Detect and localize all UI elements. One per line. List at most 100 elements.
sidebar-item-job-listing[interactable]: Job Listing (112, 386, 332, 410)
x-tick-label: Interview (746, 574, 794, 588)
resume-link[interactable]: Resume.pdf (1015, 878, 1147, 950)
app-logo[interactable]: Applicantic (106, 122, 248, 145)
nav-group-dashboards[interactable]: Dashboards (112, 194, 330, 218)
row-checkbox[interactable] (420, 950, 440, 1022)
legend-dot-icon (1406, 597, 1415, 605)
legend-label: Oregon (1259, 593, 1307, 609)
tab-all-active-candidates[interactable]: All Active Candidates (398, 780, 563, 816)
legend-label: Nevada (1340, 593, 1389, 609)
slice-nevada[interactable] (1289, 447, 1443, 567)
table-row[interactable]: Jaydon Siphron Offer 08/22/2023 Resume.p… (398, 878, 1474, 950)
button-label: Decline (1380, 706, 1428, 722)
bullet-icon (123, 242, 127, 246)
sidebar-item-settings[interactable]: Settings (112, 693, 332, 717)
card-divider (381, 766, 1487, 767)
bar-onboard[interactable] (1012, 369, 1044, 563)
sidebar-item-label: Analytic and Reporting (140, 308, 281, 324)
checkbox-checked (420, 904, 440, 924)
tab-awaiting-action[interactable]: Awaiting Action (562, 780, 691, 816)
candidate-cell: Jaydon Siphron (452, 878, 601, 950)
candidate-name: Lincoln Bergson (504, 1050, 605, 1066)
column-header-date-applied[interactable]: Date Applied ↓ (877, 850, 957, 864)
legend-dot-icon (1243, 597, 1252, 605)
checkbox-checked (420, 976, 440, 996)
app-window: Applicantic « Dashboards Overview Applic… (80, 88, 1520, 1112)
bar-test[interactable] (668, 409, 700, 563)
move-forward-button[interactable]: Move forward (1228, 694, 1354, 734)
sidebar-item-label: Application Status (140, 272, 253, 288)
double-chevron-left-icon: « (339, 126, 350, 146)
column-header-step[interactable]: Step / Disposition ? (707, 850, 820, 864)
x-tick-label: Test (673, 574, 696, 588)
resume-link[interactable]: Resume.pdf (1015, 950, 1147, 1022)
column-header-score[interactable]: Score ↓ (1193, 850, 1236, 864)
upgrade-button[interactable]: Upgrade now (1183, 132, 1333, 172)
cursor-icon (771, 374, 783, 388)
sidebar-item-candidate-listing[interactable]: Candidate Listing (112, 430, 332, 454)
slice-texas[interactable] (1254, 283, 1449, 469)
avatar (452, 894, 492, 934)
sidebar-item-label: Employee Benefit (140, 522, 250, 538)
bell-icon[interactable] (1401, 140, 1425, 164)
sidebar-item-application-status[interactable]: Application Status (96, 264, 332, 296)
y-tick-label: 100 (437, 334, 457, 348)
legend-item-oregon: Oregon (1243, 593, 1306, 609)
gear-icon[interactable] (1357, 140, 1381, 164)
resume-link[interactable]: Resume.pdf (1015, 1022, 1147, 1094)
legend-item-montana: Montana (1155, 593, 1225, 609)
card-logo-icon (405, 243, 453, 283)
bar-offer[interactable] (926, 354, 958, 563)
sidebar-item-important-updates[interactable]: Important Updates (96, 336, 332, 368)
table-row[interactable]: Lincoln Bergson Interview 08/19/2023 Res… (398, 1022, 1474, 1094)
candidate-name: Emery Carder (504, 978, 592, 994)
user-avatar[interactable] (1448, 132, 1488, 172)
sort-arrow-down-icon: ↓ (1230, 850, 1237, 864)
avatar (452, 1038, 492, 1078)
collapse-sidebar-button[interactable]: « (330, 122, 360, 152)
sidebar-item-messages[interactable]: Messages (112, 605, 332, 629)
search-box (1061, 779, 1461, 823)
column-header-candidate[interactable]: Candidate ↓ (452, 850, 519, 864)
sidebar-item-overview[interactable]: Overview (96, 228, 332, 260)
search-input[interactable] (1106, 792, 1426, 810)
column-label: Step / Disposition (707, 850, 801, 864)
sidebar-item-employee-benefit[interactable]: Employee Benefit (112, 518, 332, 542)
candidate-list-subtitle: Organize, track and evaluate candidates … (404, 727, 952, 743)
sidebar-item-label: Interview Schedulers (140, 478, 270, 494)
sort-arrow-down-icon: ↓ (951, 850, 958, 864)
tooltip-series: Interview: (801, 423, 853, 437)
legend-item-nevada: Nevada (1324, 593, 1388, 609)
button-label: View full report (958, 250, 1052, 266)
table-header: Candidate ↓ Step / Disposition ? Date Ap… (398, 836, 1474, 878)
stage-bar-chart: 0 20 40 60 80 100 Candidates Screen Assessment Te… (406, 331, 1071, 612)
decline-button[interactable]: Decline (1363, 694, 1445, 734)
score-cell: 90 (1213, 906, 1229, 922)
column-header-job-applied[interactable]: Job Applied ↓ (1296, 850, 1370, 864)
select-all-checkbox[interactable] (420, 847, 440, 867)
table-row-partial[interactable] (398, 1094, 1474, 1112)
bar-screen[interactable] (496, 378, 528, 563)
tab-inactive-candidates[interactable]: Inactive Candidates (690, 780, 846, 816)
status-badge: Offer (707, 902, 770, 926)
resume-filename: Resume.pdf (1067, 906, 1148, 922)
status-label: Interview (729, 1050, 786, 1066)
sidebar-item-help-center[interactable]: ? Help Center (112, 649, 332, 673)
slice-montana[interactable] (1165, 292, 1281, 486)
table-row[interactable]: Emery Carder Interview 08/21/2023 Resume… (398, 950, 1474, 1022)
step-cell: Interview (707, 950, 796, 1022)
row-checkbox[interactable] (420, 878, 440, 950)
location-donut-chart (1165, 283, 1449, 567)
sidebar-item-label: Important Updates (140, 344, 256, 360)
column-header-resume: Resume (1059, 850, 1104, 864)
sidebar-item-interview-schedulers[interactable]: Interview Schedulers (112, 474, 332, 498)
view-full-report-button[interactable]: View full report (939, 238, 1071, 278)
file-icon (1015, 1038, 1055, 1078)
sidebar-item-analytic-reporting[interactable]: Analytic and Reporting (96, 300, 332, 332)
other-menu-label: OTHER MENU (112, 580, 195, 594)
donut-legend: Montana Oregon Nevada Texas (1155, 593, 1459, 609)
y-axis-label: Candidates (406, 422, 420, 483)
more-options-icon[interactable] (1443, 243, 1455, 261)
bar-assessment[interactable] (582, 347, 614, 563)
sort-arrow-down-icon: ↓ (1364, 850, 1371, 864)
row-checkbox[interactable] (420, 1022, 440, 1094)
——
◆ GIVEN REQUEST ◆
Recast everything from the start of the records down to the line containing "candidate-name: Lincoln Bergson", that line included, as a numbered list with blank lines omitted.

◆ RESULT FOR THIS EXERCISE ◆
1. Detect and localize all UI elements. One per line. List at most 100 elements.
2. sidebar-item-job-listing[interactable]: Job Listing (112, 386, 332, 410)
3. x-tick-label: Interview (746, 574, 794, 588)
4. resume-link[interactable]: Resume.pdf (1015, 878, 1147, 950)
5. app-logo[interactable]: Applicantic (106, 122, 248, 145)
6. nav-group-dashboards[interactable]: Dashboards (112, 194, 330, 218)
7. row-checkbox[interactable] (420, 950, 440, 1022)
8. legend-dot-icon (1406, 597, 1415, 605)
9. legend-label: Oregon (1259, 593, 1307, 609)
10. tab-all-active-candidates[interactable]: All Active Candidates (398, 780, 563, 816)
11. legend-label: Nevada (1340, 593, 1389, 609)
12. slice-nevada[interactable] (1289, 447, 1443, 567)
13. table-row[interactable]: Jaydon Siphron Offer 08/22/2023 Resume.p… (398, 878, 1474, 950)
14. button-label: Decline (1380, 706, 1428, 722)
15. bullet-icon (123, 242, 127, 246)
16. sidebar-item-settings[interactable]: Settings (112, 693, 332, 717)
17. card-divider (381, 766, 1487, 767)
18. bar-onboard[interactable] (1012, 369, 1044, 563)
19. sidebar-item-label: Analytic and Reporting (140, 308, 281, 324)
20. checkbox-checked (420, 904, 440, 924)
21. tab-awaiting-action[interactable]: Awaiting Action (562, 780, 691, 816)
22. candidate-cell: Jaydon Siphron (452, 878, 601, 950)
23. candidate-name: Lincoln Bergson (504, 1050, 605, 1066)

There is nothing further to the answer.